> TASK STATEMENT: For every record below, repeat the text exactly and pass over any image.

--- ENTRIES SUPPLIED Enclosed Below ---

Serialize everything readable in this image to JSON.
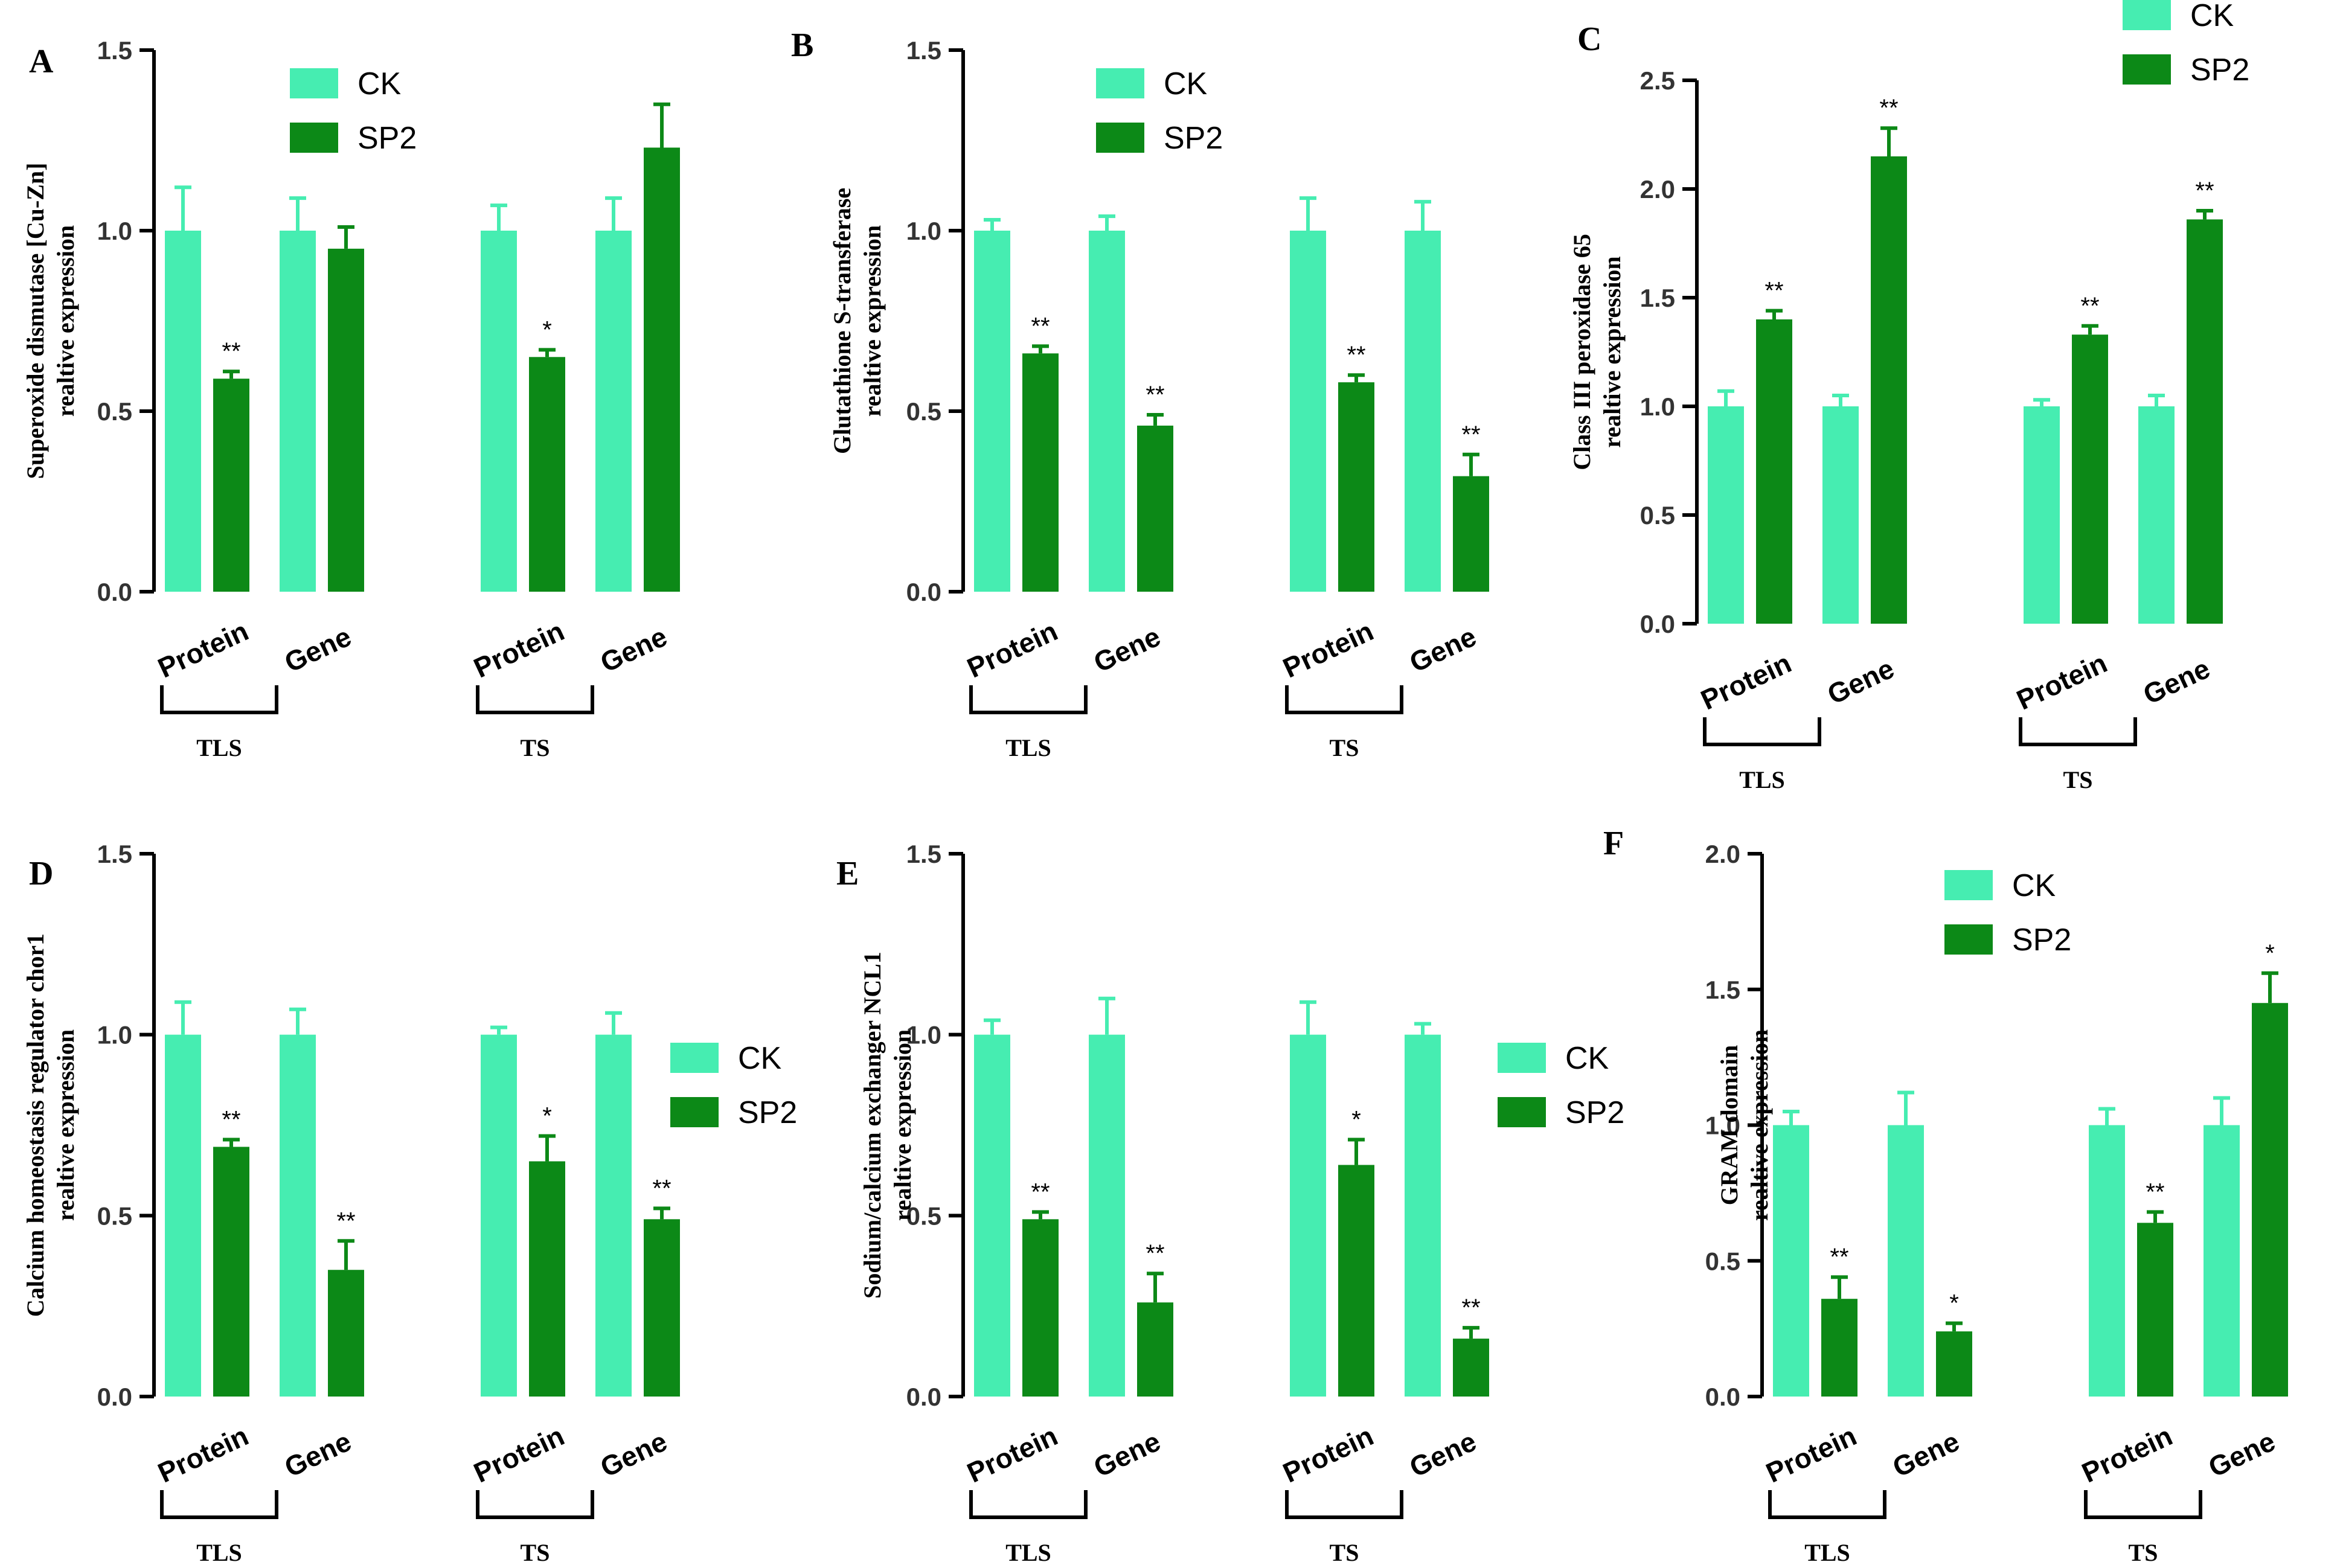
{
  "colors": {
    "ck": "#46EDB1",
    "sp2": "#0C8917",
    "axis": "#000000"
  },
  "legend_labels": [
    "CK",
    "SP2"
  ],
  "category_labels": [
    "Protein",
    "Gene",
    "Protein",
    "Gene"
  ],
  "group_labels": [
    "TLS",
    "TS"
  ],
  "chart_data": [
    {
      "type": "bar",
      "panel": "A",
      "legend_position": "top-center",
      "ylabel_lines": [
        "Superoxide dismutase [Cu-Zn]",
        "realtive expression"
      ],
      "ylim": [
        0,
        1.5
      ],
      "ytick_labels": [
        "0.0",
        "0.5",
        "1.0",
        "1.5"
      ],
      "categories": [
        "Protein",
        "Gene",
        "Protein",
        "Gene"
      ],
      "groups": [
        "TLS",
        "TS"
      ],
      "series": [
        {
          "name": "CK",
          "values": [
            1.0,
            1.0,
            1.0,
            1.0
          ],
          "errors": [
            0.12,
            0.09,
            0.07,
            0.09
          ],
          "sig": [
            "",
            "",
            "",
            ""
          ]
        },
        {
          "name": "SP2",
          "values": [
            0.59,
            0.95,
            0.65,
            1.23
          ],
          "errors": [
            0.02,
            0.06,
            0.02,
            0.12
          ],
          "sig": [
            "**",
            "",
            "*",
            ""
          ]
        }
      ]
    },
    {
      "type": "bar",
      "panel": "B",
      "legend_position": "top-center",
      "ylabel_lines": [
        "Glutathione S-transferase",
        "realtive expression"
      ],
      "ylim": [
        0,
        1.5
      ],
      "ytick_labels": [
        "0.0",
        "0.5",
        "1.0",
        "1.5"
      ],
      "categories": [
        "Protein",
        "Gene",
        "Protein",
        "Gene"
      ],
      "groups": [
        "TLS",
        "TS"
      ],
      "series": [
        {
          "name": "CK",
          "values": [
            1.0,
            1.0,
            1.0,
            1.0
          ],
          "errors": [
            0.03,
            0.04,
            0.09,
            0.08
          ],
          "sig": [
            "",
            "",
            "",
            ""
          ]
        },
        {
          "name": "SP2",
          "values": [
            0.66,
            0.46,
            0.58,
            0.32
          ],
          "errors": [
            0.02,
            0.03,
            0.02,
            0.06
          ],
          "sig": [
            "**",
            "**",
            "**",
            "**"
          ]
        }
      ]
    },
    {
      "type": "bar",
      "panel": "C",
      "legend_position": "top-right",
      "ylabel_lines": [
        "Class III peroxidase 65",
        "realtive expression"
      ],
      "ylim": [
        0,
        2.5
      ],
      "ytick_labels": [
        "0.0",
        "0.5",
        "1.0",
        "1.5",
        "2.0",
        "2.5"
      ],
      "categories": [
        "Protein",
        "Gene",
        "Protein",
        "Gene"
      ],
      "groups": [
        "TLS",
        "TS"
      ],
      "series": [
        {
          "name": "CK",
          "values": [
            1.0,
            1.0,
            1.0,
            1.0
          ],
          "errors": [
            0.07,
            0.05,
            0.03,
            0.05
          ],
          "sig": [
            "",
            "",
            "",
            ""
          ]
        },
        {
          "name": "SP2",
          "values": [
            1.4,
            2.15,
            1.33,
            1.86
          ],
          "errors": [
            0.04,
            0.13,
            0.04,
            0.04
          ],
          "sig": [
            "**",
            "**",
            "**",
            "**"
          ]
        }
      ]
    },
    {
      "type": "bar",
      "panel": "D",
      "legend_position": "right",
      "ylabel_lines": [
        "Calcium homeostasis regulator chor1",
        "realtive expression"
      ],
      "ylim": [
        0,
        1.5
      ],
      "ytick_labels": [
        "0.0",
        "0.5",
        "1.0",
        "1.5"
      ],
      "categories": [
        "Protein",
        "Gene",
        "Protein",
        "Gene"
      ],
      "groups": [
        "TLS",
        "TS"
      ],
      "series": [
        {
          "name": "CK",
          "values": [
            1.0,
            1.0,
            1.0,
            1.0
          ],
          "errors": [
            0.09,
            0.07,
            0.02,
            0.06
          ],
          "sig": [
            "",
            "",
            "",
            ""
          ]
        },
        {
          "name": "SP2",
          "values": [
            0.69,
            0.35,
            0.65,
            0.49
          ],
          "errors": [
            0.02,
            0.08,
            0.07,
            0.03
          ],
          "sig": [
            "**",
            "**",
            "*",
            "**"
          ]
        }
      ]
    },
    {
      "type": "bar",
      "panel": "E",
      "legend_position": "right",
      "ylabel_lines": [
        "Sodium/calcium exchanger NCL1",
        "realtive expression"
      ],
      "ylim": [
        0,
        1.5
      ],
      "ytick_labels": [
        "0.0",
        "0.5",
        "1.0",
        "1.5"
      ],
      "categories": [
        "Protein",
        "Gene",
        "Protein",
        "Gene"
      ],
      "groups": [
        "TLS",
        "TS"
      ],
      "series": [
        {
          "name": "CK",
          "values": [
            1.0,
            1.0,
            1.0,
            1.0
          ],
          "errors": [
            0.04,
            0.1,
            0.09,
            0.03
          ],
          "sig": [
            "",
            "",
            "",
            ""
          ]
        },
        {
          "name": "SP2",
          "values": [
            0.49,
            0.26,
            0.64,
            0.16
          ],
          "errors": [
            0.02,
            0.08,
            0.07,
            0.03
          ],
          "sig": [
            "**",
            "**",
            "*",
            "**"
          ]
        }
      ]
    },
    {
      "type": "bar",
      "panel": "F",
      "legend_position": "top-center",
      "ylabel_lines": [
        "GRAM domain",
        "realtive expression"
      ],
      "ylim": [
        0,
        2.0
      ],
      "ytick_labels": [
        "0.0",
        "0.5",
        "1.0",
        "1.5",
        "2.0"
      ],
      "categories": [
        "Protein",
        "Gene",
        "Protein",
        "Gene"
      ],
      "groups": [
        "TLS",
        "TS"
      ],
      "series": [
        {
          "name": "CK",
          "values": [
            1.0,
            1.0,
            1.0,
            1.0
          ],
          "errors": [
            0.05,
            0.12,
            0.06,
            0.1
          ],
          "sig": [
            "",
            "",
            "",
            ""
          ]
        },
        {
          "name": "SP2",
          "values": [
            0.36,
            0.24,
            0.64,
            1.45
          ],
          "errors": [
            0.08,
            0.03,
            0.04,
            0.11
          ],
          "sig": [
            "**",
            "*",
            "**",
            "*"
          ]
        }
      ]
    }
  ]
}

--- End of Enclosed ENTRIES SUPPLIED ---

> EXERCISE RESULT:
Serialize everything readable in this image to JSON.
{
  "colors": {
    "ck": "#46EDB1",
    "sp2": "#0C8917",
    "axis": "#000000"
  },
  "legend_labels": [
    "CK",
    "SP2"
  ],
  "category_labels": [
    "Protein",
    "Gene",
    "Protein",
    "Gene"
  ],
  "group_labels": [
    "TLS",
    "TS"
  ],
  "chart_data": [
    {
      "type": "bar",
      "panel": "A",
      "legend_position": "top-center",
      "ylabel_lines": [
        "Superoxide dismutase [Cu-Zn]",
        "realtive expression"
      ],
      "ylim": [
        0,
        1.5
      ],
      "ytick_labels": [
        "0.0",
        "0.5",
        "1.0",
        "1.5"
      ],
      "categories": [
        "Protein",
        "Gene",
        "Protein",
        "Gene"
      ],
      "groups": [
        "TLS",
        "TS"
      ],
      "series": [
        {
          "name": "CK",
          "values": [
            1.0,
            1.0,
            1.0,
            1.0
          ],
          "errors": [
            0.12,
            0.09,
            0.07,
            0.09
          ],
          "sig": [
            "",
            "",
            "",
            ""
          ]
        },
        {
          "name": "SP2",
          "values": [
            0.59,
            0.95,
            0.65,
            1.23
          ],
          "errors": [
            0.02,
            0.06,
            0.02,
            0.12
          ],
          "sig": [
            "**",
            "",
            "*",
            ""
          ]
        }
      ]
    },
    {
      "type": "bar",
      "panel": "B",
      "legend_position": "top-center",
      "ylabel_lines": [
        "Glutathione S-transferase",
        "realtive expression"
      ],
      "ylim": [
        0,
        1.5
      ],
      "ytick_labels": [
        "0.0",
        "0.5",
        "1.0",
        "1.5"
      ],
      "categories": [
        "Protein",
        "Gene",
        "Protein",
        "Gene"
      ],
      "groups": [
        "TLS",
        "TS"
      ],
      "series": [
        {
          "name": "CK",
          "values": [
            1.0,
            1.0,
            1.0,
            1.0
          ],
          "errors": [
            0.03,
            0.04,
            0.09,
            0.08
          ],
          "sig": [
            "",
            "",
            "",
            ""
          ]
        },
        {
          "name": "SP2",
          "values": [
            0.66,
            0.46,
            0.58,
            0.32
          ],
          "errors": [
            0.02,
            0.03,
            0.02,
            0.06
          ],
          "sig": [
            "**",
            "**",
            "**",
            "**"
          ]
        }
      ]
    },
    {
      "type": "bar",
      "panel": "C",
      "legend_position": "top-right",
      "ylabel_lines": [
        "Class III peroxidase 65",
        "realtive expression"
      ],
      "ylim": [
        0,
        2.5
      ],
      "ytick_labels": [
        "0.0",
        "0.5",
        "1.0",
        "1.5",
        "2.0",
        "2.5"
      ],
      "categories": [
        "Protein",
        "Gene",
        "Protein",
        "Gene"
      ],
      "groups": [
        "TLS",
        "TS"
      ],
      "series": [
        {
          "name": "CK",
          "values": [
            1.0,
            1.0,
            1.0,
            1.0
          ],
          "errors": [
            0.07,
            0.05,
            0.03,
            0.05
          ],
          "sig": [
            "",
            "",
            "",
            ""
          ]
        },
        {
          "name": "SP2",
          "values": [
            1.4,
            2.15,
            1.33,
            1.86
          ],
          "errors": [
            0.04,
            0.13,
            0.04,
            0.04
          ],
          "sig": [
            "**",
            "**",
            "**",
            "**"
          ]
        }
      ]
    },
    {
      "type": "bar",
      "panel": "D",
      "legend_position": "right",
      "ylabel_lines": [
        "Calcium homeostasis regulator chor1",
        "realtive expression"
      ],
      "ylim": [
        0,
        1.5
      ],
      "ytick_labels": [
        "0.0",
        "0.5",
        "1.0",
        "1.5"
      ],
      "categories": [
        "Protein",
        "Gene",
        "Protein",
        "Gene"
      ],
      "groups": [
        "TLS",
        "TS"
      ],
      "series": [
        {
          "name": "CK",
          "values": [
            1.0,
            1.0,
            1.0,
            1.0
          ],
          "errors": [
            0.09,
            0.07,
            0.02,
            0.06
          ],
          "sig": [
            "",
            "",
            "",
            ""
          ]
        },
        {
          "name": "SP2",
          "values": [
            0.69,
            0.35,
            0.65,
            0.49
          ],
          "errors": [
            0.02,
            0.08,
            0.07,
            0.03
          ],
          "sig": [
            "**",
            "**",
            "*",
            "**"
          ]
        }
      ]
    },
    {
      "type": "bar",
      "panel": "E",
      "legend_position": "right",
      "ylabel_lines": [
        "Sodium/calcium exchanger NCL1",
        "realtive expression"
      ],
      "ylim": [
        0,
        1.5
      ],
      "ytick_labels": [
        "0.0",
        "0.5",
        "1.0",
        "1.5"
      ],
      "categories": [
        "Protein",
        "Gene",
        "Protein",
        "Gene"
      ],
      "groups": [
        "TLS",
        "TS"
      ],
      "series": [
        {
          "name": "CK",
          "values": [
            1.0,
            1.0,
            1.0,
            1.0
          ],
          "errors": [
            0.04,
            0.1,
            0.09,
            0.03
          ],
          "sig": [
            "",
            "",
            "",
            ""
          ]
        },
        {
          "name": "SP2",
          "values": [
            0.49,
            0.26,
            0.64,
            0.16
          ],
          "errors": [
            0.02,
            0.08,
            0.07,
            0.03
          ],
          "sig": [
            "**",
            "**",
            "*",
            "**"
          ]
        }
      ]
    },
    {
      "type": "bar",
      "panel": "F",
      "legend_position": "top-center",
      "ylabel_lines": [
        "GRAM domain",
        "realtive expression"
      ],
      "ylim": [
        0,
        2.0
      ],
      "ytick_labels": [
        "0.0",
        "0.5",
        "1.0",
        "1.5",
        "2.0"
      ],
      "categories": [
        "Protein",
        "Gene",
        "Protein",
        "Gene"
      ],
      "groups": [
        "TLS",
        "TS"
      ],
      "series": [
        {
          "name": "CK",
          "values": [
            1.0,
            1.0,
            1.0,
            1.0
          ],
          "errors": [
            0.05,
            0.12,
            0.06,
            0.1
          ],
          "sig": [
            "",
            "",
            "",
            ""
          ]
        },
        {
          "name": "SP2",
          "values": [
            0.36,
            0.24,
            0.64,
            1.45
          ],
          "errors": [
            0.08,
            0.03,
            0.04,
            0.11
          ],
          "sig": [
            "**",
            "*",
            "**",
            "*"
          ]
        }
      ]
    }
  ]
}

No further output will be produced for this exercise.